# GIVEN TASK:
Please repeat all of the listing exactly.

# EXERCISE INPUTS:
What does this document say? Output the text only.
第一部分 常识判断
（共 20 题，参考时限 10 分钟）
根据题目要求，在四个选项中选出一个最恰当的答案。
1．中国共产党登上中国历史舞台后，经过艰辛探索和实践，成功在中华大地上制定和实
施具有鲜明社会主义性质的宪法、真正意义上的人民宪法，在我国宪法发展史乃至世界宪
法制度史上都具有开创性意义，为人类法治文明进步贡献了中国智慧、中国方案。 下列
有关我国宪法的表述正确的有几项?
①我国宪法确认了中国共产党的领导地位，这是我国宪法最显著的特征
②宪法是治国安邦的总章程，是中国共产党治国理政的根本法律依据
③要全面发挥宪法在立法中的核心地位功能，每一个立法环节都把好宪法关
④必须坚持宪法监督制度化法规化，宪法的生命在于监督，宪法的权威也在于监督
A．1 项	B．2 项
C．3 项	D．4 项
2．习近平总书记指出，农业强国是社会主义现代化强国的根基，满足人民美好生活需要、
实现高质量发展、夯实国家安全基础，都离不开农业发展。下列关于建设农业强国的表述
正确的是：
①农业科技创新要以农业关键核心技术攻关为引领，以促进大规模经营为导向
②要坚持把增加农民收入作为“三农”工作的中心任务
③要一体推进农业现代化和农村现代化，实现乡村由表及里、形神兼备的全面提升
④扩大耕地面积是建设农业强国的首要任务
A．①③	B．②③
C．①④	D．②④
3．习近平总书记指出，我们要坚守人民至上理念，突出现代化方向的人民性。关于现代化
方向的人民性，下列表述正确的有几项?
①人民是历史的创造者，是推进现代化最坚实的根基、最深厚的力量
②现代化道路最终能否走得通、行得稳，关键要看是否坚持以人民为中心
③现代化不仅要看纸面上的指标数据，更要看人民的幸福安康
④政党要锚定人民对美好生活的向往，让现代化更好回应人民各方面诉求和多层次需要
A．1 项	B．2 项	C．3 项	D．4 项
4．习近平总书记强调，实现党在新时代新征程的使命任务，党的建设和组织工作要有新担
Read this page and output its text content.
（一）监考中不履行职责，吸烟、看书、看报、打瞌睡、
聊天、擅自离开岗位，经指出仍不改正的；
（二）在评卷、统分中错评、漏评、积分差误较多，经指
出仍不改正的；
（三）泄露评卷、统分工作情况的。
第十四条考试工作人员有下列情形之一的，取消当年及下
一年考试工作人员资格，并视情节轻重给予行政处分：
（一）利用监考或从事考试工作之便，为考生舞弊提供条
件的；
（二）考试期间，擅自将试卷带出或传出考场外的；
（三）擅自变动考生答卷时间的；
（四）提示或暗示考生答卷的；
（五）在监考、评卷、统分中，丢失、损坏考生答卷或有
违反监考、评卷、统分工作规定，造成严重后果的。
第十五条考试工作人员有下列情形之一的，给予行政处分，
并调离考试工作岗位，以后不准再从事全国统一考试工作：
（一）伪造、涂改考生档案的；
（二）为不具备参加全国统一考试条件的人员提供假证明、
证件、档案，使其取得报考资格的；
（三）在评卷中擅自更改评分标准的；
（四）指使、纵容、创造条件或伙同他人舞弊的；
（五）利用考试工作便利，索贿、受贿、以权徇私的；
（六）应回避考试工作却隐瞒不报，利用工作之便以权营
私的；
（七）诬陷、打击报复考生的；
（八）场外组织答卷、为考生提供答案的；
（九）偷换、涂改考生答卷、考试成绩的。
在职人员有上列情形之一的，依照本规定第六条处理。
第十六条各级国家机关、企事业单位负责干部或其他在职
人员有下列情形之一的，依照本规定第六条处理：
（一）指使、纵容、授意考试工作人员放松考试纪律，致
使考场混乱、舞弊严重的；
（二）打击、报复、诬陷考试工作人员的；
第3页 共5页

# COMPLETED EXERCISE:
What does this document say? Output the text only.
第一部分 常识判断
（共 20 题，参考时限 10 分钟）
根据题目要求，在四个选项中选出一个最恰当的答案。
1．中国共产党登上中国历史舞台后，经过艰辛探索和实践，成功在中华大地上制定和实
施具有鲜明社会主义性质的宪法、真正意义上的人民宪法，在我国宪法发展史乃至世界宪
法制度史上都具有开创性意义，为人类法治文明进步贡献了中国智慧、中国方案。 下列
有关我国宪法的表述正确的有几项?
①我国宪法确认了中国共产党的领导地位，这是我国宪法最显著的特征
②宪法是治国安邦的总章程，是中国共产党治国理政的根本法律依据
③要全面发挥宪法在立法中的核心地位功能，每一个立法环节都把好宪法关
④必须坚持宪法监督制度化法规化，宪法的生命在于监督，宪法的权威也在于监督
A．1 项	B．2 项
C．3 项	D．4 项
2．习近平总书记指出，农业强国是社会主义现代化强国的根基，满足人民美好生活需要、
实现高质量发展、夯实国家安全基础，都离不开农业发展。下列关于建设农业强国的表述
正确的是：
①农业科技创新要以农业关键核心技术攻关为引领，以促进大规模经营为导向
②要坚持把增加农民收入作为“三农”工作的中心任务
③要一体推进农业现代化和农村现代化，实现乡村由表及里、形神兼备的全面提升
④扩大耕地面积是建设农业强国的首要任务
A．①③	B．②③
C．①④	D．②④
3．习近平总书记指出，我们要坚守人民至上理念，突出现代化方向的人民性。关于现代化
方向的人民性，下列表述正确的有几项?
①人民是历史的创造者，是推进现代化最坚实的根基、最深厚的力量
②现代化道路最终能否走得通、行得稳，关键要看是否坚持以人民为中心
③现代化不仅要看纸面上的指标数据，更要看人民的幸福安康
④政党要锚定人民对美好生活的向往，让现代化更好回应人民各方面诉求和多层次需要
A．1 项	B．2 项	C．3 项	D．4 项
4．习近平总书记强调，实现党在新时代新征程的使命任务，党的建设和组织工作要有新担
Read this page and output its text content.
（一）监考中不履行职责，吸烟、看书、看报、打瞌睡、
聊天、擅自离开岗位，经指出仍不改正的；
（二）在评卷、统分中错评、漏评、积分差误较多，经指
出仍不改正的；
（三）泄露评卷、统分工作情况的。
第十四条考试工作人员有下列情形之一的，取消当年及下
一年考试工作人员资格，并视情节轻重给予行政处分：
（一）利用监考或从事考试工作之便，为考生舞弊提供条
件的；
（二）考试期间，擅自将试卷带出或传出考场外的；
（三）擅自变动考生答卷时间的；
（四）提示或暗示考生答卷的；
（五）在监考、评卷、统分中，丢失、损坏考生答卷或有
违反监考、评卷、统分工作规定，造成严重后果的。
第十五条考试工作人员有下列情形之一的，给予行政处分，
并调离考试工作岗位，以后不准再从事全国统一考试工作：
（一）伪造、涂改考生档案的；
（二）为不具备参加全国统一考试条件的人员提供假证明、
证件、档案，使其取得报考资格的；
（三）在评卷中擅自更改评分标准的；
（四）指使、纵容、创造条件或伙同他人舞弊的；
（五）利用考试工作便利，索贿、受贿、以权徇私的；
（六）应回避考试工作却隐瞒不报，利用工作之便以权营
私的；
（七）诬陷、打击报复考生的；
（八）场外组织答卷、为考生提供答案的；
（九）偷换、涂改考生答卷、考试成绩的。
在职人员有上列情形之一的，依照本规定第六条处理。
第十六条各级国家机关、企事业单位负责干部或其他在职
人员有下列情形之一的，依照本规定第六条处理：
（一）指使、纵容、授意考试工作人员放松考试纪律，致
使考场混乱、舞弊严重的；
（二）打击、报复、诬陷考试工作人员的；
第3页 共5页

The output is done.